> [Job] Using the listing below, report all lines holding the word "title".

[Dataset items]
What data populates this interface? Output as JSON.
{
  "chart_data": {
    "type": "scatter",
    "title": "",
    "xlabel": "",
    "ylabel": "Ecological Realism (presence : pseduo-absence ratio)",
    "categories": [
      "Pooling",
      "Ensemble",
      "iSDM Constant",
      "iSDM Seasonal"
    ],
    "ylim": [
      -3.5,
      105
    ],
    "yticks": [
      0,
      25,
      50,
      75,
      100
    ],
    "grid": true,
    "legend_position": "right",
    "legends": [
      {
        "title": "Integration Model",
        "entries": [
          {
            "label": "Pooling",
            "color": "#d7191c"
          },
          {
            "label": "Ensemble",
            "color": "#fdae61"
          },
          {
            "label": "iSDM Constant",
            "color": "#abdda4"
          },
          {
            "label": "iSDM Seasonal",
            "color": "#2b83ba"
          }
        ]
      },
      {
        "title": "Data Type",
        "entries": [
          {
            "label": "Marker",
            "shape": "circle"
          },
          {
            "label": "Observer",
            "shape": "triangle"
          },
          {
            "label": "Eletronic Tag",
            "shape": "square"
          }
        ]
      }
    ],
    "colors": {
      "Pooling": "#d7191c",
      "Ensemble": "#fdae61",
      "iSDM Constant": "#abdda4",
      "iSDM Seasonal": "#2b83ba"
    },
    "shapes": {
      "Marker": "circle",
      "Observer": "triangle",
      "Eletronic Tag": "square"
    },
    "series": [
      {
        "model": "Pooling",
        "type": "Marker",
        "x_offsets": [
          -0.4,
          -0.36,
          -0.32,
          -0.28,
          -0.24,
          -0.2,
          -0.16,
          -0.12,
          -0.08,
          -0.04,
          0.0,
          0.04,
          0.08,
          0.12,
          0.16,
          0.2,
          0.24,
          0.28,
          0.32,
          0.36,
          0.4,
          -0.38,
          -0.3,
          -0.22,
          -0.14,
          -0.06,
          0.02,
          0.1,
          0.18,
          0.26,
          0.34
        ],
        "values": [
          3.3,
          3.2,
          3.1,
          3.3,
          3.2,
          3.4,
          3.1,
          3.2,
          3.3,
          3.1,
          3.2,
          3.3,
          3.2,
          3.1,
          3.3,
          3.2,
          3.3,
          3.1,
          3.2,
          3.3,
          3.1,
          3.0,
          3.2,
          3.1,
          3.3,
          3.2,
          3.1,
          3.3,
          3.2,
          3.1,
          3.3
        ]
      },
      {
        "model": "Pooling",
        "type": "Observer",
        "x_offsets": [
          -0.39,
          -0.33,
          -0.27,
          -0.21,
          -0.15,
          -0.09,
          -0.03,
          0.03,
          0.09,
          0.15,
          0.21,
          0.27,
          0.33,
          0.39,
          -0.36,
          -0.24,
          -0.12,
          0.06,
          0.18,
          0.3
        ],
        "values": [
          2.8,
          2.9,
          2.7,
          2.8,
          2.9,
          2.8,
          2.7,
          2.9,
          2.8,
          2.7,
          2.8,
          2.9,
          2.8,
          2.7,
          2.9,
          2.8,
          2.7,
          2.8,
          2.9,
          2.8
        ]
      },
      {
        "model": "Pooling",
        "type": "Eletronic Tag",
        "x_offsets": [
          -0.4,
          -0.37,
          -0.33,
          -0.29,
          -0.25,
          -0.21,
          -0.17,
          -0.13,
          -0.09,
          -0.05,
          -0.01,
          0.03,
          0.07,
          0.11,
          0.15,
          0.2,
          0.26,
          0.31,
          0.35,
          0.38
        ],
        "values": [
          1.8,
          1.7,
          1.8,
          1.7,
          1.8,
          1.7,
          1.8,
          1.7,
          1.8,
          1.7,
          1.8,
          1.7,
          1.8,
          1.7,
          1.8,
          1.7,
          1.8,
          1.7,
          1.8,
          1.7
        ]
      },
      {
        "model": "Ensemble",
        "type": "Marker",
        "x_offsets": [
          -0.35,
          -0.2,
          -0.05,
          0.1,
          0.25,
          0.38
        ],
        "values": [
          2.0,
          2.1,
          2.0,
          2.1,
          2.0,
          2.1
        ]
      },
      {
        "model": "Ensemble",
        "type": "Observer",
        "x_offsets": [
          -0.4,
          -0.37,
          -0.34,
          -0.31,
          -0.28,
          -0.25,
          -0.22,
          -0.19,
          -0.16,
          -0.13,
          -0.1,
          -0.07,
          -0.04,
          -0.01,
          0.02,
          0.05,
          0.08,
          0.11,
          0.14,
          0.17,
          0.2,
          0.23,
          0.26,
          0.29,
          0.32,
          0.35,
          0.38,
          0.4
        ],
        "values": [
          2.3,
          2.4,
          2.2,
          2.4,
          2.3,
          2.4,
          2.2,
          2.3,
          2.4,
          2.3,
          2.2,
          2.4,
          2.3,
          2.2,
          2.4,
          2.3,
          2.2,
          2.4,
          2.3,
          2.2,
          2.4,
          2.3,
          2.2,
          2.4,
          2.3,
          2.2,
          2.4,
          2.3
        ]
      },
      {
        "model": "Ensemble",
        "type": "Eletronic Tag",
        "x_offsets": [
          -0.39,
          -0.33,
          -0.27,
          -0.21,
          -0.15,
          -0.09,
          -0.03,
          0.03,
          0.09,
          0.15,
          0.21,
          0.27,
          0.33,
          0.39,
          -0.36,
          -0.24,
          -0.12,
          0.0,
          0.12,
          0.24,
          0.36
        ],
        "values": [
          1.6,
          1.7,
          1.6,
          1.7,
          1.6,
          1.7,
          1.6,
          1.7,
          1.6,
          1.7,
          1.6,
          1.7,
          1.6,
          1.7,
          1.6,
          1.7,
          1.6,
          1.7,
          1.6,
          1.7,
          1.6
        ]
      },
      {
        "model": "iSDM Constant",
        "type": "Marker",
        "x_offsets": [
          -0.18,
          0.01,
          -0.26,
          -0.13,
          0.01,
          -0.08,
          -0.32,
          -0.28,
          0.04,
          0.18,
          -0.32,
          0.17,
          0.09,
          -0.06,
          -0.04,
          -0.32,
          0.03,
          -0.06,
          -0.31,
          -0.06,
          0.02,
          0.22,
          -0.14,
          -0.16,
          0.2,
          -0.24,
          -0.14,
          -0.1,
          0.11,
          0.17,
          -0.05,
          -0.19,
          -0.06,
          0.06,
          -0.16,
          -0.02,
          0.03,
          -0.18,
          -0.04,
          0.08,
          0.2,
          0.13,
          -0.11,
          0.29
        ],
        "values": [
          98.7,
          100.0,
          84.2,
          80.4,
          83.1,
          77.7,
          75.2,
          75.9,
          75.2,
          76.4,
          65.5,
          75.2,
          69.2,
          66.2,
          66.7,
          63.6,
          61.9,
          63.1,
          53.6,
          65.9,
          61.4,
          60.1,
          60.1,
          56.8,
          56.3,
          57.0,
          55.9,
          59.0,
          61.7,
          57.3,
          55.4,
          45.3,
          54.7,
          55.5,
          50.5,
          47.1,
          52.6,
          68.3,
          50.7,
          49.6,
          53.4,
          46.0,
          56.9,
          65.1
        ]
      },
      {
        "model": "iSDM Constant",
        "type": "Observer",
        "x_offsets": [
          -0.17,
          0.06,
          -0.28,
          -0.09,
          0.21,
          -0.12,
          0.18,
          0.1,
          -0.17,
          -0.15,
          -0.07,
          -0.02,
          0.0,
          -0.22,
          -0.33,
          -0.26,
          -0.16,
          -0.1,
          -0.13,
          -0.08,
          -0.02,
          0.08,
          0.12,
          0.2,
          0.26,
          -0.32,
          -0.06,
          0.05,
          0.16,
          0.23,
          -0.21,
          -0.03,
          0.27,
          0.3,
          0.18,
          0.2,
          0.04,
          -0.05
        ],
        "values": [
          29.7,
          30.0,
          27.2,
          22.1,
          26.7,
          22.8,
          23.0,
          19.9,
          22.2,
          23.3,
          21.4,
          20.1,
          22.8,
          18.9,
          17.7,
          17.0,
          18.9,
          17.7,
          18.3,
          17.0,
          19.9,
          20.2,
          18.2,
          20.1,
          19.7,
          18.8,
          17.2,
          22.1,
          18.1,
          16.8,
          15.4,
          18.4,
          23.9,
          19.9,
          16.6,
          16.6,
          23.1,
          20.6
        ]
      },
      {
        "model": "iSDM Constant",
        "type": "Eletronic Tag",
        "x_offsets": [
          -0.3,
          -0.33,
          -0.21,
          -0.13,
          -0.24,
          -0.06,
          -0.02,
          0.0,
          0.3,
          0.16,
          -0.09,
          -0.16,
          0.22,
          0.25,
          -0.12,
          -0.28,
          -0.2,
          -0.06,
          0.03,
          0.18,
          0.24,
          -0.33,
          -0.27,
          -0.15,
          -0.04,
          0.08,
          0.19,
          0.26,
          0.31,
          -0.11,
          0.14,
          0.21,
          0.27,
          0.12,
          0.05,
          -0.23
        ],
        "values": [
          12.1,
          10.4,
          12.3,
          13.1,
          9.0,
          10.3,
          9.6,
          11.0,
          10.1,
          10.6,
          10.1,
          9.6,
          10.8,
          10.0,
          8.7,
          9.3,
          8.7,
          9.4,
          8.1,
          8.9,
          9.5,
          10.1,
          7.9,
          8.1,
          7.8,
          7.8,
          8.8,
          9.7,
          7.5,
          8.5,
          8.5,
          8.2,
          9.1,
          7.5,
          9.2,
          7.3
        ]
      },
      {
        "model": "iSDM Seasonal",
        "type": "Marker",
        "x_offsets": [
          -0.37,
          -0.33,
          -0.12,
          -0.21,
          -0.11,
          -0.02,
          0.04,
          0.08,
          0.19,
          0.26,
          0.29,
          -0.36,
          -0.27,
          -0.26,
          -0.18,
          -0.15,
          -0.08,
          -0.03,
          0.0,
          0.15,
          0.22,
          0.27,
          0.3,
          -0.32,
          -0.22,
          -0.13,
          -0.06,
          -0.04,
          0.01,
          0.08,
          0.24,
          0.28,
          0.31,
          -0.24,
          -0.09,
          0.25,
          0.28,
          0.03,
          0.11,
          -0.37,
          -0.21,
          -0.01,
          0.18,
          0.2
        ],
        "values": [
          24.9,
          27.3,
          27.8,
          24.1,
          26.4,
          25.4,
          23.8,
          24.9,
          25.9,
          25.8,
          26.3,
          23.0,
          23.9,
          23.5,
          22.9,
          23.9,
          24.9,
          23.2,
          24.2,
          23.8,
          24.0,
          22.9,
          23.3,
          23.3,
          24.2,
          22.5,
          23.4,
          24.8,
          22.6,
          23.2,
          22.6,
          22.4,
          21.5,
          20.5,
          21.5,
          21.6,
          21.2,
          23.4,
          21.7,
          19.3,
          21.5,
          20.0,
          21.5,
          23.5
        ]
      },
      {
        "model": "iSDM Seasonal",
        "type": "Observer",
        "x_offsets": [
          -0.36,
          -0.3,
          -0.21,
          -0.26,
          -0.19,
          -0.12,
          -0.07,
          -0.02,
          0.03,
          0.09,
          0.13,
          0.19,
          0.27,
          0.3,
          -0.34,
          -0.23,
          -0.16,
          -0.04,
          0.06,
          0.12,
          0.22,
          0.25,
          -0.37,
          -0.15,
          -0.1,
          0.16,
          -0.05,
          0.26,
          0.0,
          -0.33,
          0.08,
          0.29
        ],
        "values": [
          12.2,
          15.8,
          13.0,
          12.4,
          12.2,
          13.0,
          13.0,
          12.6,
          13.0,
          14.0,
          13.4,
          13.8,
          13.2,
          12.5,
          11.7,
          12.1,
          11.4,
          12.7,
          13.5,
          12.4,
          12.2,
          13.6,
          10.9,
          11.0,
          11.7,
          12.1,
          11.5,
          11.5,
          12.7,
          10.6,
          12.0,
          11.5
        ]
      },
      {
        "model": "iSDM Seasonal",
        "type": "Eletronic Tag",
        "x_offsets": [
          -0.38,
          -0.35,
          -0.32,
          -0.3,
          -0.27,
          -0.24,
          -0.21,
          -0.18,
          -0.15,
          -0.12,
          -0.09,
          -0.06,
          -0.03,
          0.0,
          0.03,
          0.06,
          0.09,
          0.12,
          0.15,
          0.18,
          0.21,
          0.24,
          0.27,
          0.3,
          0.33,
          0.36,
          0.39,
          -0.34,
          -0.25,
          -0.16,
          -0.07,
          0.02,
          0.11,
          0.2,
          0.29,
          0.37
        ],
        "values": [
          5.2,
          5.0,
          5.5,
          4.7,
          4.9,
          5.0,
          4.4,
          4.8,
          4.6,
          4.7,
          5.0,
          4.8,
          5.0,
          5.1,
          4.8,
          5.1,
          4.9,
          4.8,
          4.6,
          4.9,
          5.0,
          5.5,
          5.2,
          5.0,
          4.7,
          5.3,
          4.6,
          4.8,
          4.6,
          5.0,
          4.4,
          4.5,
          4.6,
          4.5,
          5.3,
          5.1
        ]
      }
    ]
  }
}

> [Response to this task]
    "title": "",
        "title": "Integration Model",
        "title": "Data Type",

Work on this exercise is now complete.